-- Start of TASK INPUTS --

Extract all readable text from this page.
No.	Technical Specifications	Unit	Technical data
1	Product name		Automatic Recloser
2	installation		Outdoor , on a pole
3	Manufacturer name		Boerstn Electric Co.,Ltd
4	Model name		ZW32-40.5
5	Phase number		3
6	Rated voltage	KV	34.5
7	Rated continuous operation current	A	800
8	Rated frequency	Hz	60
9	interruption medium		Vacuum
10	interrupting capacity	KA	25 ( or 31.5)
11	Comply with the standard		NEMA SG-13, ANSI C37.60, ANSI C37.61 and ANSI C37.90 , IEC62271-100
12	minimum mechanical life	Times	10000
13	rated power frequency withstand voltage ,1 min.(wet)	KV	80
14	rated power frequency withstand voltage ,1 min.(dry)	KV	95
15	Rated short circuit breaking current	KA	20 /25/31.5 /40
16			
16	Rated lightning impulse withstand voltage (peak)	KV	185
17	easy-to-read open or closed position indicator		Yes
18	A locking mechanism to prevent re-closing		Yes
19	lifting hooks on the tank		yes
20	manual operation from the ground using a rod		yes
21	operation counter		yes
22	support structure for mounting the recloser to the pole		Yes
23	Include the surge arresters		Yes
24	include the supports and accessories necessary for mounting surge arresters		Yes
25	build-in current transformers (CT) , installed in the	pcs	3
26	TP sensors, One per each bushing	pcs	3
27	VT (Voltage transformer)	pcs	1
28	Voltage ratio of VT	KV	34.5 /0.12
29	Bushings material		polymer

-- End of TASK INPUTS --

**DESCRIPTION OF THE TASK**
Collect the lines of the records that include the string "name".

**OUTPUT FOR THIS TASK**
1	Product name		Automatic Recloser
3	Manufacturer name		Boerstn Electric Co.,Ltd
4	Model name		ZW32-40.5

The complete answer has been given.